### WORK INSTRUCTIONS
Word for word, transcribe the lines below and drop the pictures.

### DATA PROVIDED
# # # # #

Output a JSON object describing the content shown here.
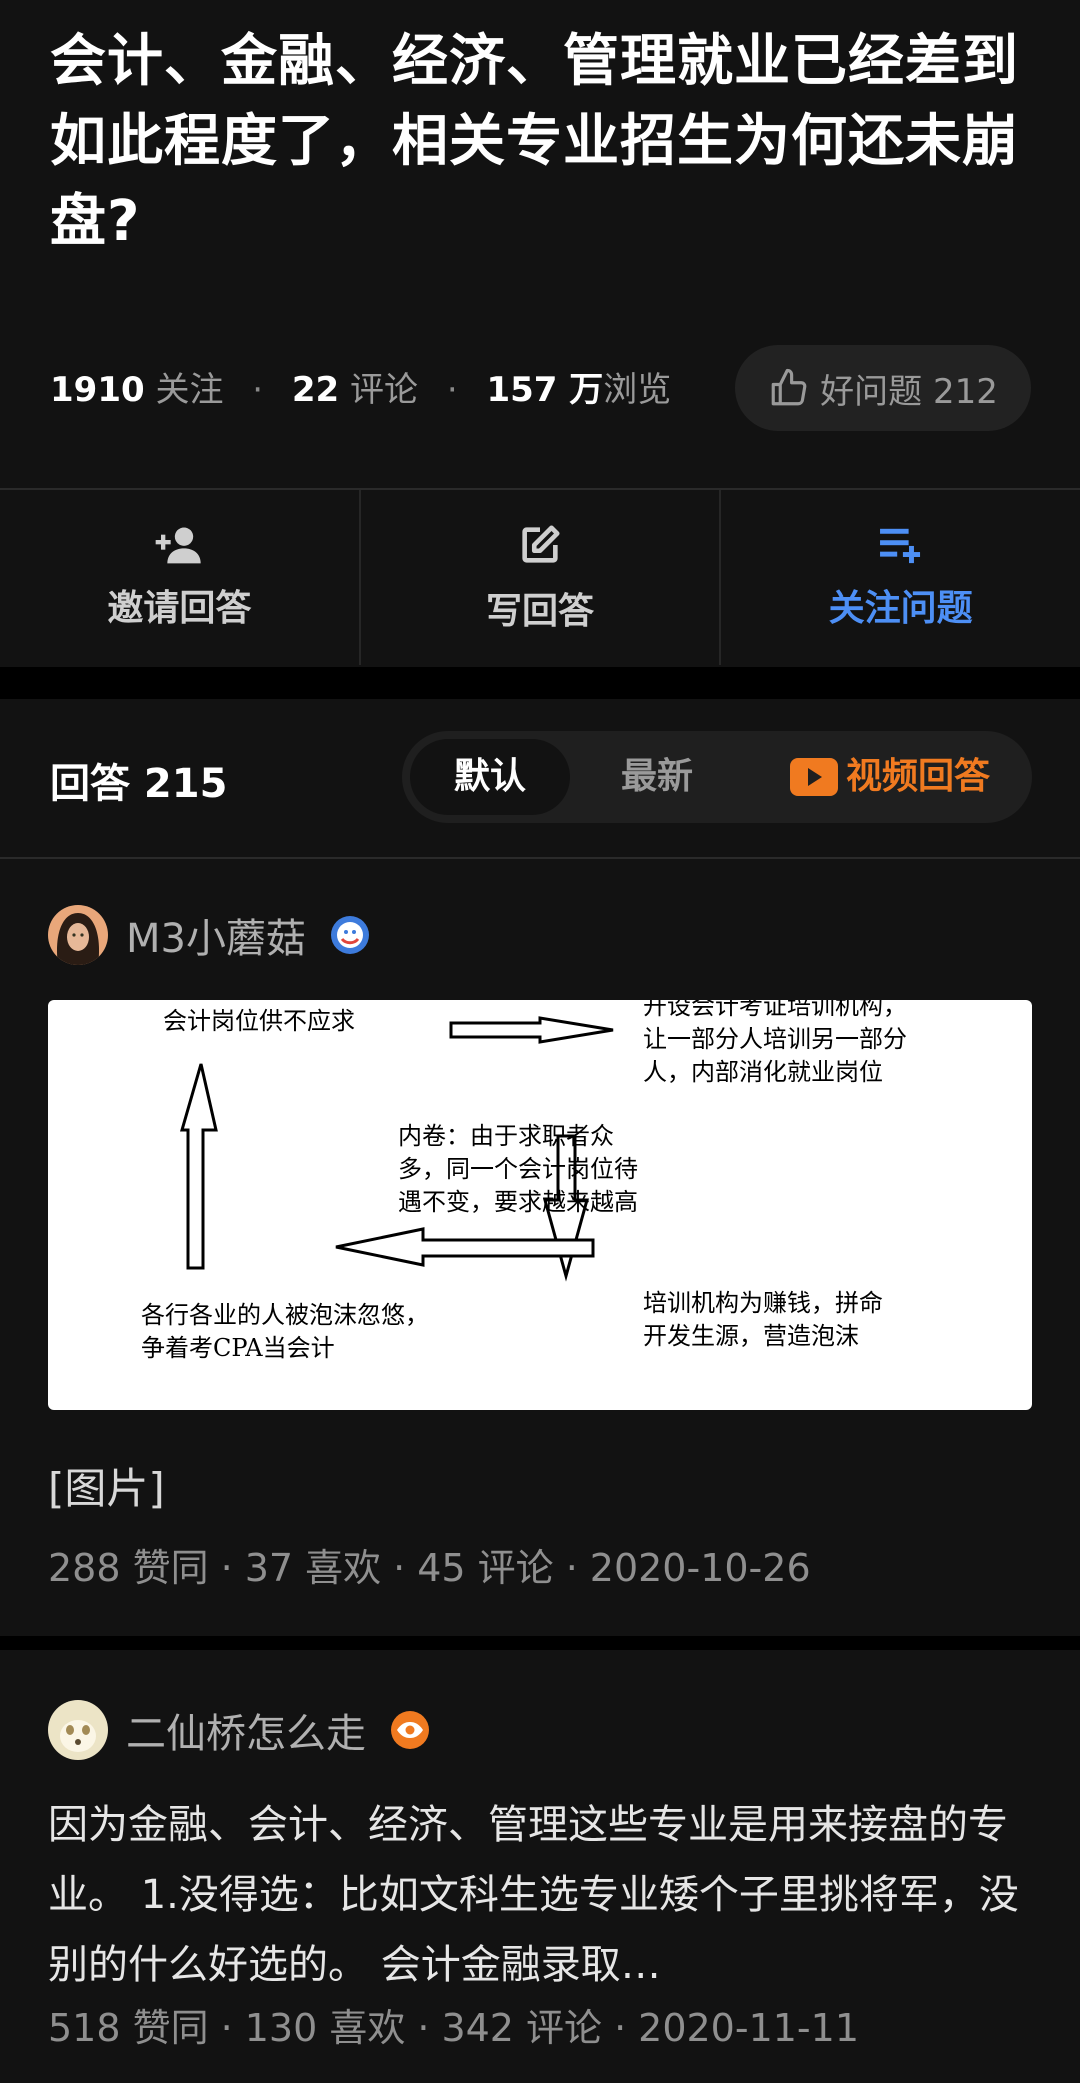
{
  "question": {
    "title": "会计、金融、经济、管理就业已经差到如此程度了，相关专业招生为何还未崩盘?",
    "follow_count": "1910",
    "follow_label": "关注",
    "comment_count": "22",
    "comment_label": "评论",
    "view_count": "157 万",
    "view_label": "浏览",
    "good_question_label": "好问题 212"
  },
  "actions": {
    "invite": "邀请回答",
    "write": "写回答",
    "follow": "关注问题"
  },
  "answers_header": {
    "count_label": "回答 215",
    "tabs": [
      "默认",
      "最新",
      "视频回答"
    ],
    "selected_tab": "默认"
  },
  "answer1": {
    "author": "M3小蘑菇",
    "diagram": {
      "top_left": "会计岗位供不应求",
      "top_right": "开设会计考证培训机构，让一部分人培训另一部分人，内部消化就业岗位",
      "center": "内卷：由于求职者众多，同一个会计岗位待遇不变，要求越来越高",
      "bottom_right": "培训机构为赚钱，拼命开发生源，营造泡沫",
      "bottom_left": "各行各业的人被泡沫忽悠，争着考CPA当会计"
    },
    "image_caption": "[图片]",
    "upvotes": "288 赞同",
    "likes": "37 喜欢",
    "comments": "45 评论",
    "date": "2020-10-26"
  },
  "answer2": {
    "author": "二仙桥怎么走",
    "excerpt": "因为金融、会计、经济、管理这些专业是用来接盘的专业。 1.没得选：比如文科生选专业矮个子里挑将军，没别的什么好选的。 会计金融录取…",
    "upvotes": "518 赞同",
    "likes": "130 喜欢",
    "comments": "342 评论",
    "date": "2020-11-11"
  },
  "colors": {
    "background": "#121212",
    "accent_blue": "#4d8ff5",
    "video_orange": "#f07a20"
  }
}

# # # # #

### EXERCISE RESPONSE
Output a JSON object describing the content shown here.
{
  "question": {
    "title": "会计、金融、经济、管理就业已经差到如此程度了，相关专业招生为何还未崩盘?",
    "follow_count": "1910",
    "follow_label": "关注",
    "comment_count": "22",
    "comment_label": "评论",
    "view_count": "157 万",
    "view_label": "浏览",
    "good_question_label": "好问题 212"
  },
  "actions": {
    "invite": "邀请回答",
    "write": "写回答",
    "follow": "关注问题"
  },
  "answers_header": {
    "count_label": "回答 215",
    "tabs": [
      "默认",
      "最新",
      "视频回答"
    ],
    "selected_tab": "默认"
  },
  "answer1": {
    "author": "M3小蘑菇",
    "diagram": {
      "top_left": "会计岗位供不应求",
      "top_right": "开设会计考证培训机构，让一部分人培训另一部分人，内部消化就业岗位",
      "center": "内卷：由于求职者众多，同一个会计岗位待遇不变，要求越来越高",
      "bottom_right": "培训机构为赚钱，拼命开发生源，营造泡沫",
      "bottom_left": "各行各业的人被泡沫忽悠，争着考CPA当会计"
    },
    "image_caption": "[图片]",
    "upvotes": "288 赞同",
    "likes": "37 喜欢",
    "comments": "45 评论",
    "date": "2020-10-26"
  },
  "answer2": {
    "author": "二仙桥怎么走",
    "excerpt": "因为金融、会计、经济、管理这些专业是用来接盘的专业。 1.没得选：比如文科生选专业矮个子里挑将军，没别的什么好选的。 会计金融录取…",
    "upvotes": "518 赞同",
    "likes": "130 喜欢",
    "comments": "342 评论",
    "date": "2020-11-11"
  },
  "colors": {
    "background": "#121212",
    "accent_blue": "#4d8ff5",
    "video_orange": "#f07a20"
  }
}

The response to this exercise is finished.